[Stored data entries]
══════════
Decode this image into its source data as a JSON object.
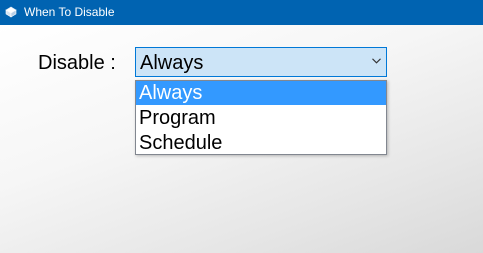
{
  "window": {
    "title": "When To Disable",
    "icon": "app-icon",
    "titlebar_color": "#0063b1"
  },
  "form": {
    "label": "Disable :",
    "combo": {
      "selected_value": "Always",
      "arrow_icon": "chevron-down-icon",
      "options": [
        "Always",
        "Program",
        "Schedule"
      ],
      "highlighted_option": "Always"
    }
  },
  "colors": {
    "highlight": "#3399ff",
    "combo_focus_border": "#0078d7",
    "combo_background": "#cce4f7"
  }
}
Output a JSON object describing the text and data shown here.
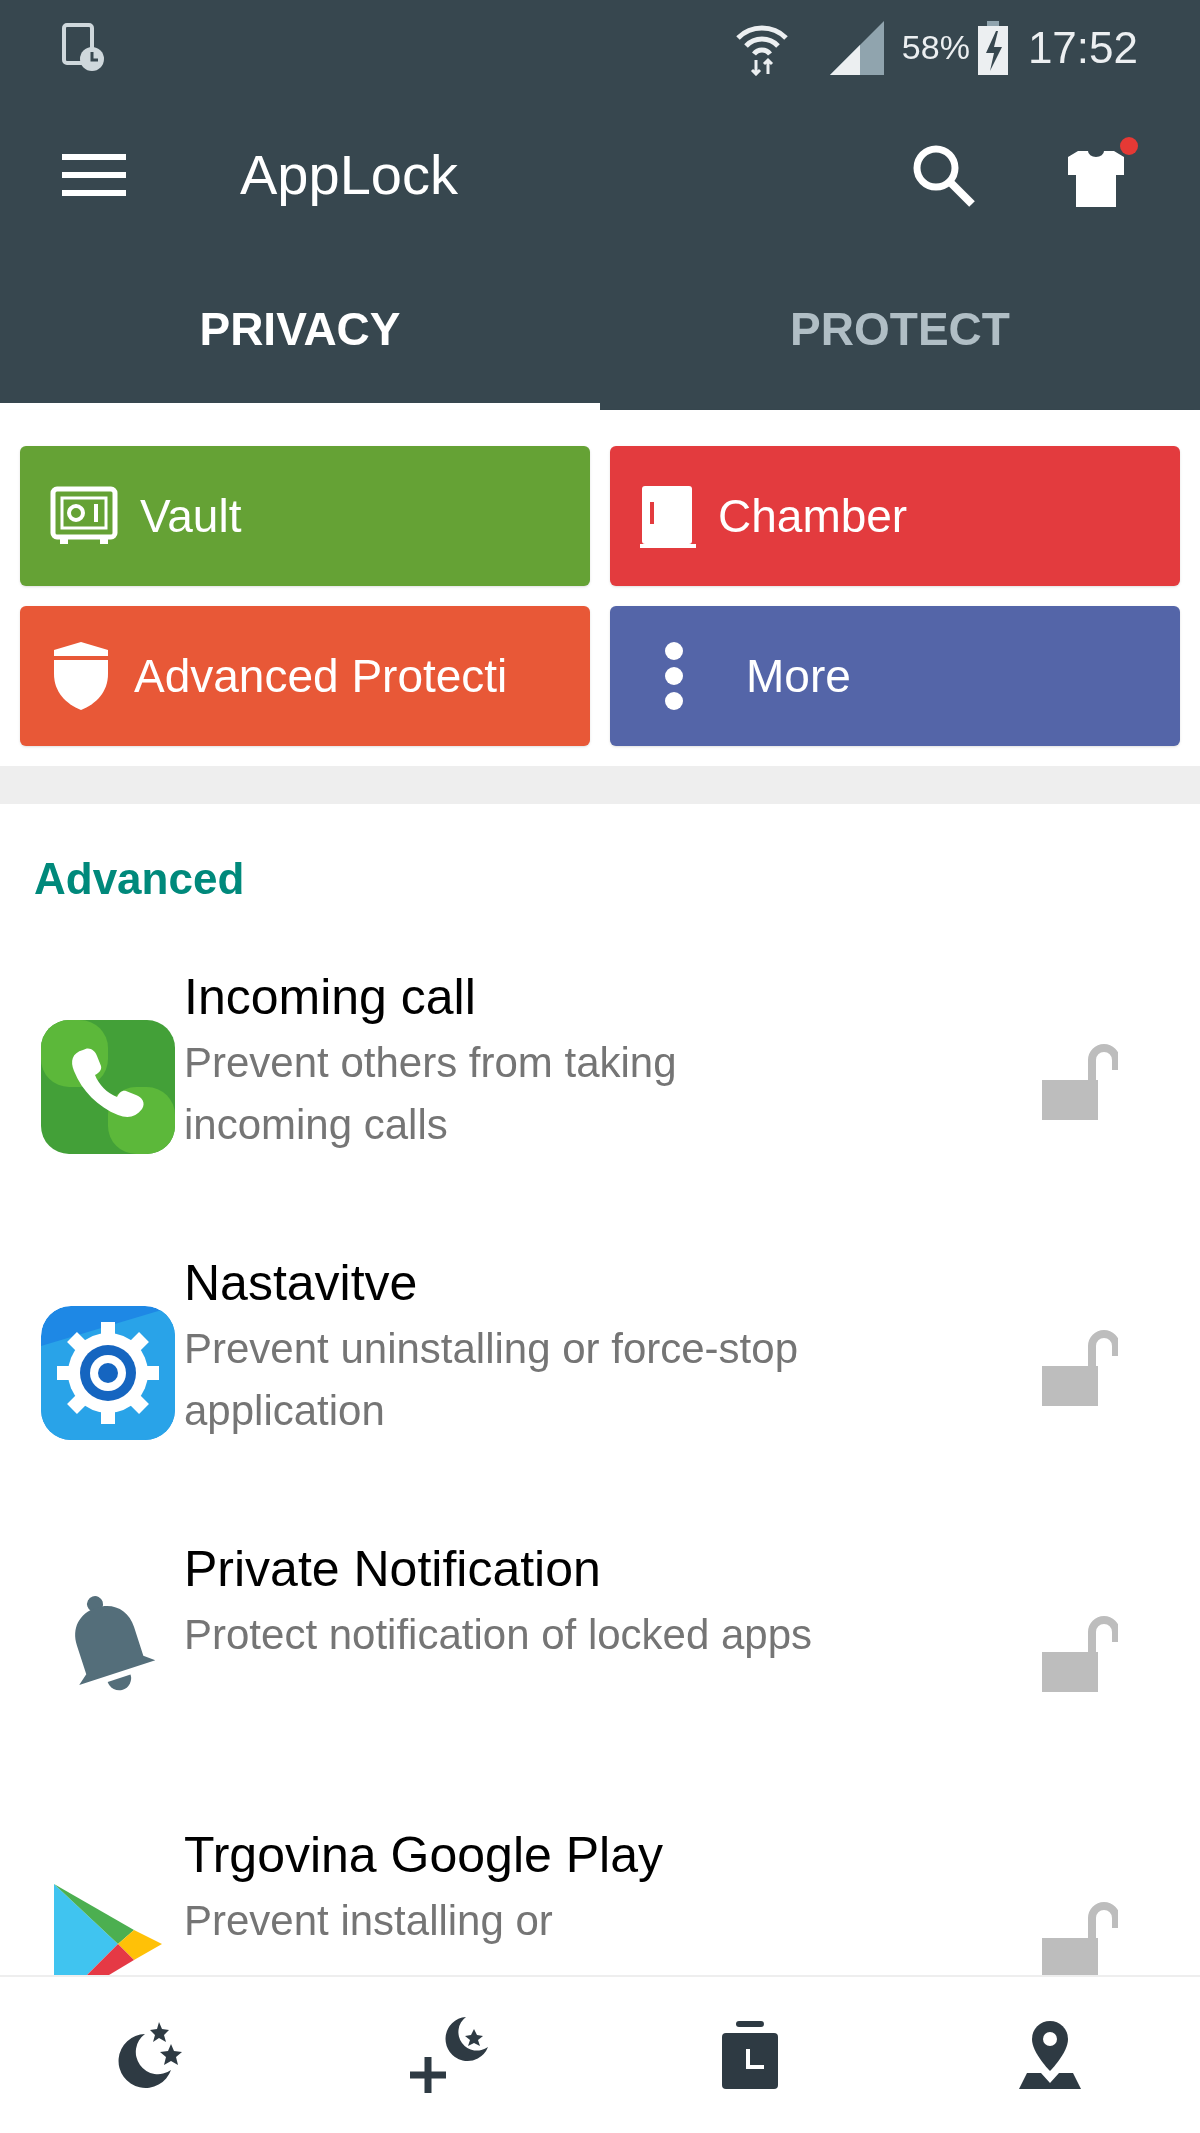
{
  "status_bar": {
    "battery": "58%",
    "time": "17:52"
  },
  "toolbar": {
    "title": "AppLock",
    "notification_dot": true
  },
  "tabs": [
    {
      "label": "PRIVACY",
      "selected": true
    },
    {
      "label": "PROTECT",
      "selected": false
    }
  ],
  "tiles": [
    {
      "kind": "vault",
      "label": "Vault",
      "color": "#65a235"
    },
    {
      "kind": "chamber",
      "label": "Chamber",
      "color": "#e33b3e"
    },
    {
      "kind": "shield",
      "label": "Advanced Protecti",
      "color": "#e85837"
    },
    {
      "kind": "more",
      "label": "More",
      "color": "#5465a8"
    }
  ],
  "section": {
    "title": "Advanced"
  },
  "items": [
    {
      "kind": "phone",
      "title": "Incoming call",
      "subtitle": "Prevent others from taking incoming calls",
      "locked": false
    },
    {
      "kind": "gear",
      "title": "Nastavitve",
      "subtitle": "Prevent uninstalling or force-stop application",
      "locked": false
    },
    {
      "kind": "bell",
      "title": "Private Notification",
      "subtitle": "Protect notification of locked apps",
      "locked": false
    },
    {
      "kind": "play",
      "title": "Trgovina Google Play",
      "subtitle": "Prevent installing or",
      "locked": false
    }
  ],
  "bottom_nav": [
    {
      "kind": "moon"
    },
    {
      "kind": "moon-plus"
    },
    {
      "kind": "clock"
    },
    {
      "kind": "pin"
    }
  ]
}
══════════
**WHAT YOU SHOULD DO:** The data above should be repeated exactly, minus any pictures.

**REPLY TO THE TASK:**
Decode this image into its source data as a JSON object.
{
  "window": {
    "title": "When To Disable",
    "icon": "app-icon",
    "titlebar_color": "#0063b1"
  },
  "form": {
    "label": "Disable :",
    "combo": {
      "selected_value": "Always",
      "arrow_icon": "chevron-down-icon",
      "options": [
        "Always",
        "Program",
        "Schedule"
      ],
      "highlighted_option": "Always"
    }
  },
  "colors": {
    "highlight": "#3399ff",
    "combo_focus_border": "#0078d7",
    "combo_background": "#cce4f7"
  }
}
Output a JSON object describing the text and data shown here.
{
  "status_bar": {
    "battery": "58%",
    "time": "17:52"
  },
  "toolbar": {
    "title": "AppLock",
    "notification_dot": true
  },
  "tabs": [
    {
      "label": "PRIVACY",
      "selected": true
    },
    {
      "label": "PROTECT",
      "selected": false
    }
  ],
  "tiles": [
    {
      "kind": "vault",
      "label": "Vault",
      "color": "#65a235"
    },
    {
      "kind": "chamber",
      "label": "Chamber",
      "color": "#e33b3e"
    },
    {
      "kind": "shield",
      "label": "Advanced Protecti",
      "color": "#e85837"
    },
    {
      "kind": "more",
      "label": "More",
      "color": "#5465a8"
    }
  ],
  "section": {
    "title": "Advanced"
  },
  "items": [
    {
      "kind": "phone",
      "title": "Incoming call",
      "subtitle": "Prevent others from taking incoming calls",
      "locked": false
    },
    {
      "kind": "gear",
      "title": "Nastavitve",
      "subtitle": "Prevent uninstalling or force-stop application",
      "locked": false
    },
    {
      "kind": "bell",
      "title": "Private Notification",
      "subtitle": "Protect notification of locked apps",
      "locked": false
    },
    {
      "kind": "play",
      "title": "Trgovina Google Play",
      "subtitle": "Prevent installing or",
      "locked": false
    }
  ],
  "bottom_nav": [
    {
      "kind": "moon"
    },
    {
      "kind": "moon-plus"
    },
    {
      "kind": "clock"
    },
    {
      "kind": "pin"
    }
  ]
}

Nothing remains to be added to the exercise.